(Records from a data collection)
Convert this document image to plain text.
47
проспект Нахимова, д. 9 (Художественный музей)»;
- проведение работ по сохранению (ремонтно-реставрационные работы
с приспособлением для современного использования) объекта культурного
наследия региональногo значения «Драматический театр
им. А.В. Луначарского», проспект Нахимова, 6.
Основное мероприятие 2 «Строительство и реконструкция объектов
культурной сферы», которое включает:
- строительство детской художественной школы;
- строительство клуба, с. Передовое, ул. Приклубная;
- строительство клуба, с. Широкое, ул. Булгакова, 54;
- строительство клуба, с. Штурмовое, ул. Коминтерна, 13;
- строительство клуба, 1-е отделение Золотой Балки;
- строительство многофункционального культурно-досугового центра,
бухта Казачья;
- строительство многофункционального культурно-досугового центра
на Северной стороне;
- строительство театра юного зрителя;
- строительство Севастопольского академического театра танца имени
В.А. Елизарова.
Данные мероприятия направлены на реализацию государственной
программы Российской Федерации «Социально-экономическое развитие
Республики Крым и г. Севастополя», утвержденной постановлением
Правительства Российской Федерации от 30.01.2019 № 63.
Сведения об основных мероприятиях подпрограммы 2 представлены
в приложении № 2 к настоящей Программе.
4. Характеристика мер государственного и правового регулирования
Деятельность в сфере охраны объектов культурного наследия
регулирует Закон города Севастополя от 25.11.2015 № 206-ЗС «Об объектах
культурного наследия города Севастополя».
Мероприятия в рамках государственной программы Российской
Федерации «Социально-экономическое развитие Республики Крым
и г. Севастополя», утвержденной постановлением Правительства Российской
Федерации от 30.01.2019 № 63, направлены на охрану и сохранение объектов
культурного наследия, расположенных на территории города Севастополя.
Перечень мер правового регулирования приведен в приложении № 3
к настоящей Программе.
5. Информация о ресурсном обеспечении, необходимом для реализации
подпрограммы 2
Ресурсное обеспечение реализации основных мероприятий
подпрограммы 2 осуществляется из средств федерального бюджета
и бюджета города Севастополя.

- Exercise -
Restate every entry word for word.

- Output for this task -
Convert this document image to plain text.
47
проспект Нахимова, д. 9 (Художественный музей)»;
- проведение работ по сохранению (ремонтно-реставрационные работы
с приспособлением для современного использования) объекта культурного
наследия региональногo значения «Драматический театр
им. А.В. Луначарского», проспект Нахимова, 6.
Основное мероприятие 2 «Строительство и реконструкция объектов
культурной сферы», которое включает:
- строительство детской художественной школы;
- строительство клуба, с. Передовое, ул. Приклубная;
- строительство клуба, с. Широкое, ул. Булгакова, 54;
- строительство клуба, с. Штурмовое, ул. Коминтерна, 13;
- строительство клуба, 1-е отделение Золотой Балки;
- строительство многофункционального культурно-досугового центра,
бухта Казачья;
- строительство многофункционального культурно-досугового центра
на Северной стороне;
- строительство театра юного зрителя;
- строительство Севастопольского академического театра танца имени
В.А. Елизарова.
Данные мероприятия направлены на реализацию государственной
программы Российской Федерации «Социально-экономическое развитие
Республики Крым и г. Севастополя», утвержденной постановлением
Правительства Российской Федерации от 30.01.2019 № 63.
Сведения об основных мероприятиях подпрограммы 2 представлены
в приложении № 2 к настоящей Программе.
4. Характеристика мер государственного и правового регулирования
Деятельность в сфере охраны объектов культурного наследия
регулирует Закон города Севастополя от 25.11.2015 № 206-ЗС «Об объектах
культурного наследия города Севастополя».
Мероприятия в рамках государственной программы Российской
Федерации «Социально-экономическое развитие Республики Крым
и г. Севастополя», утвержденной постановлением Правительства Российской
Федерации от 30.01.2019 № 63, направлены на охрану и сохранение объектов
культурного наследия, расположенных на территории города Севастополя.
Перечень мер правового регулирования приведен в приложении № 3
к настоящей Программе.
5. Информация о ресурсном обеспечении, необходимом для реализации
подпрограммы 2
Ресурсное обеспечение реализации основных мероприятий
подпрограммы 2 осуществляется из средств федерального бюджета
и бюджета города Севастополя.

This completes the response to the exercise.